[Excerpts from a layout annotation set]
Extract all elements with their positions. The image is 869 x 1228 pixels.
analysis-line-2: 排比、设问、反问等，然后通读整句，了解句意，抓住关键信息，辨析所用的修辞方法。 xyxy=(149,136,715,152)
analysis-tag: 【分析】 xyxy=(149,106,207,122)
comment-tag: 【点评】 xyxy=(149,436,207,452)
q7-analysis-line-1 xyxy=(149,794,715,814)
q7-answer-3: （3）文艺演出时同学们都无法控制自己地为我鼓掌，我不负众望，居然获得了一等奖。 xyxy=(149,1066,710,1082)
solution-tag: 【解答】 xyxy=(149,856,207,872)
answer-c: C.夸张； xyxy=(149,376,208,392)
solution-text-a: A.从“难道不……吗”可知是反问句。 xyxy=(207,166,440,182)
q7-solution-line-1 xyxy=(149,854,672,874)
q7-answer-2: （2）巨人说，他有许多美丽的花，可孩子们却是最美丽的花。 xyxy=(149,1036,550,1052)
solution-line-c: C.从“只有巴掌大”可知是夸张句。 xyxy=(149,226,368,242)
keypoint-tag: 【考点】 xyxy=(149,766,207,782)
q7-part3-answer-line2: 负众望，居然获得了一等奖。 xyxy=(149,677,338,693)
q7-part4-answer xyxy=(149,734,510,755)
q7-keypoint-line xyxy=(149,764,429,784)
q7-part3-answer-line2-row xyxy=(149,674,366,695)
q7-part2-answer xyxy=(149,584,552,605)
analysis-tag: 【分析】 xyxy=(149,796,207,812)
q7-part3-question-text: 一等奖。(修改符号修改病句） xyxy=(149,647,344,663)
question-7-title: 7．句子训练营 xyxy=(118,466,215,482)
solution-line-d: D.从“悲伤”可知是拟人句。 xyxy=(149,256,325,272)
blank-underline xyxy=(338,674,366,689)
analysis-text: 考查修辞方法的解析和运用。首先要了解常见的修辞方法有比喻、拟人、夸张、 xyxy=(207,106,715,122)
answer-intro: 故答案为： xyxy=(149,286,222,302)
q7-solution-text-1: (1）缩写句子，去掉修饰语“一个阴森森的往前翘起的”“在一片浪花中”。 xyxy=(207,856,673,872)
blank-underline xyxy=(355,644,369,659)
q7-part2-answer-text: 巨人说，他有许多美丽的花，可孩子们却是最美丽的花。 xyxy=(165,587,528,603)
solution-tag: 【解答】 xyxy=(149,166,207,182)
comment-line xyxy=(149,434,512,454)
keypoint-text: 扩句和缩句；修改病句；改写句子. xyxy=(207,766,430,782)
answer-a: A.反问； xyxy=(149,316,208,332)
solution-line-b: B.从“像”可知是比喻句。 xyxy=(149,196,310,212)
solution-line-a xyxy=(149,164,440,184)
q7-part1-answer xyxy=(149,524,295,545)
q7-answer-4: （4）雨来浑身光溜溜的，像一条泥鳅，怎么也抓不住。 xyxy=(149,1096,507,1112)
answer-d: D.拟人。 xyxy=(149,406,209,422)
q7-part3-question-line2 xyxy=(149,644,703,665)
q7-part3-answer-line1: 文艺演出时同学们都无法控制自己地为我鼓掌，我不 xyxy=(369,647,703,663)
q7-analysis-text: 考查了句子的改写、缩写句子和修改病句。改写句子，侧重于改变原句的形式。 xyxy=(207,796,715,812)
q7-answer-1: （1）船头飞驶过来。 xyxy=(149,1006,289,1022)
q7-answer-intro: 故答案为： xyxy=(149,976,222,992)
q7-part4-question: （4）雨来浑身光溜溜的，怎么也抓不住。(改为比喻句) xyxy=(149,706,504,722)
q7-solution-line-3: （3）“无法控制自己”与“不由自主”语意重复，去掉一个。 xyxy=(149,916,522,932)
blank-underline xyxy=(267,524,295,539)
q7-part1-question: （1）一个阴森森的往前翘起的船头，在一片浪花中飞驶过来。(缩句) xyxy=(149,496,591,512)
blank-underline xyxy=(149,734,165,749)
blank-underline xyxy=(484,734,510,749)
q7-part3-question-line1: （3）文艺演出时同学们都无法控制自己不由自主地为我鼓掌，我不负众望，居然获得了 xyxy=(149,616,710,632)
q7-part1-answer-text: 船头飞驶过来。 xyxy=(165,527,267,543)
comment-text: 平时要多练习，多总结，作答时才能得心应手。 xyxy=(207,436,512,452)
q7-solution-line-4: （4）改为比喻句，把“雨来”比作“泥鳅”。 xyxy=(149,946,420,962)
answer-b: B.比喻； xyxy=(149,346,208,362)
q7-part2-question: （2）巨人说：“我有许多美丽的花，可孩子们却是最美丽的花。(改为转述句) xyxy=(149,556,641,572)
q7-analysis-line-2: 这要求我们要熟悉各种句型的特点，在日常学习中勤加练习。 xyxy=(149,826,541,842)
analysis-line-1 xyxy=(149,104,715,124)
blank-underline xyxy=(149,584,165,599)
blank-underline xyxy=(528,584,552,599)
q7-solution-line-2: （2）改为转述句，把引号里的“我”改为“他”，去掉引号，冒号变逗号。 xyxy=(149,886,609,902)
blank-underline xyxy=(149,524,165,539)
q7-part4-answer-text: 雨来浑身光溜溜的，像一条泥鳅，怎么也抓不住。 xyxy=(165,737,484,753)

**Set task**. Rewrite the items, swapping each "blank-underline" for "fill-in-line" and leaving everything else untouched.

**Output of the exercise**.
Extract all elements with their positions. The image is 869 x 1228 pixels.
analysis-line-2: 排比、设问、反问等，然后通读整句，了解句意，抓住关键信息，辨析所用的修辞方法。 xyxy=(149,136,715,152)
analysis-tag: 【分析】 xyxy=(149,106,207,122)
comment-tag: 【点评】 xyxy=(149,436,207,452)
q7-analysis-line-1 xyxy=(149,794,715,814)
q7-answer-3: （3）文艺演出时同学们都无法控制自己地为我鼓掌，我不负众望，居然获得了一等奖。 xyxy=(149,1066,710,1082)
solution-tag: 【解答】 xyxy=(149,856,207,872)
answer-c: C.夸张； xyxy=(149,376,208,392)
solution-text-a: A.从“难道不……吗”可知是反问句。 xyxy=(207,166,440,182)
q7-solution-line-1 xyxy=(149,854,672,874)
q7-answer-2: （2）巨人说，他有许多美丽的花，可孩子们却是最美丽的花。 xyxy=(149,1036,550,1052)
solution-line-c: C.从“只有巴掌大”可知是夸张句。 xyxy=(149,226,368,242)
keypoint-tag: 【考点】 xyxy=(149,766,207,782)
q7-part3-answer-line2: 负众望，居然获得了一等奖。 xyxy=(149,677,338,693)
q7-part4-answer xyxy=(149,734,510,755)
q7-keypoint-line xyxy=(149,764,429,784)
q7-part3-answer-line2-row xyxy=(149,674,366,695)
q7-part2-answer xyxy=(149,584,552,605)
analysis-tag: 【分析】 xyxy=(149,796,207,812)
q7-part3-question-text: 一等奖。(修改符号修改病句） xyxy=(149,647,344,663)
question-7-title: 7．句子训练营 xyxy=(118,466,215,482)
solution-line-d: D.从“悲伤”可知是拟人句。 xyxy=(149,256,325,272)
fill-in-line xyxy=(338,674,366,689)
analysis-text: 考查修辞方法的解析和运用。首先要了解常见的修辞方法有比喻、拟人、夸张、 xyxy=(207,106,715,122)
answer-intro: 故答案为： xyxy=(149,286,222,302)
q7-solution-text-1: (1）缩写句子，去掉修饰语“一个阴森森的往前翘起的”“在一片浪花中”。 xyxy=(207,856,673,872)
fill-in-line xyxy=(355,644,369,659)
q7-part2-answer-text: 巨人说，他有许多美丽的花，可孩子们却是最美丽的花。 xyxy=(165,587,528,603)
solution-tag: 【解答】 xyxy=(149,166,207,182)
comment-line xyxy=(149,434,512,454)
keypoint-text: 扩句和缩句；修改病句；改写句子. xyxy=(207,766,430,782)
answer-a: A.反问； xyxy=(149,316,208,332)
solution-line-b: B.从“像”可知是比喻句。 xyxy=(149,196,310,212)
solution-line-a xyxy=(149,164,440,184)
q7-part1-answer xyxy=(149,524,295,545)
q7-answer-4: （4）雨来浑身光溜溜的，像一条泥鳅，怎么也抓不住。 xyxy=(149,1096,507,1112)
answer-d: D.拟人。 xyxy=(149,406,209,422)
q7-part3-question-line2 xyxy=(149,644,703,665)
q7-part3-answer-line1: 文艺演出时同学们都无法控制自己地为我鼓掌，我不 xyxy=(369,647,703,663)
q7-analysis-text: 考查了句子的改写、缩写句子和修改病句。改写句子，侧重于改变原句的形式。 xyxy=(207,796,715,812)
q7-answer-1: （1）船头飞驶过来。 xyxy=(149,1006,289,1022)
q7-answer-intro: 故答案为： xyxy=(149,976,222,992)
q7-part4-question: （4）雨来浑身光溜溜的，怎么也抓不住。(改为比喻句) xyxy=(149,706,504,722)
q7-solution-line-3: （3）“无法控制自己”与“不由自主”语意重复，去掉一个。 xyxy=(149,916,522,932)
fill-in-line xyxy=(267,524,295,539)
q7-part1-question: （1）一个阴森森的往前翘起的船头，在一片浪花中飞驶过来。(缩句) xyxy=(149,496,591,512)
fill-in-line xyxy=(149,734,165,749)
fill-in-line xyxy=(484,734,510,749)
q7-part3-question-line1: （3）文艺演出时同学们都无法控制自己不由自主地为我鼓掌，我不负众望，居然获得了 xyxy=(149,616,710,632)
q7-part1-answer-text: 船头飞驶过来。 xyxy=(165,527,267,543)
comment-text: 平时要多练习，多总结，作答时才能得心应手。 xyxy=(207,436,512,452)
q7-solution-line-4: （4）改为比喻句，把“雨来”比作“泥鳅”。 xyxy=(149,946,420,962)
answer-b: B.比喻； xyxy=(149,346,208,362)
q7-part2-question: （2）巨人说：“我有许多美丽的花，可孩子们却是最美丽的花。(改为转述句) xyxy=(149,556,641,572)
q7-analysis-line-2: 这要求我们要熟悉各种句型的特点，在日常学习中勤加练习。 xyxy=(149,826,541,842)
analysis-line-1 xyxy=(149,104,715,124)
fill-in-line xyxy=(149,584,165,599)
fill-in-line xyxy=(528,584,552,599)
q7-solution-line-2: （2）改为转述句，把引号里的“我”改为“他”，去掉引号，冒号变逗号。 xyxy=(149,886,609,902)
fill-in-line xyxy=(149,524,165,539)
q7-part4-answer-text: 雨来浑身光溜溜的，像一条泥鳅，怎么也抓不住。 xyxy=(165,737,484,753)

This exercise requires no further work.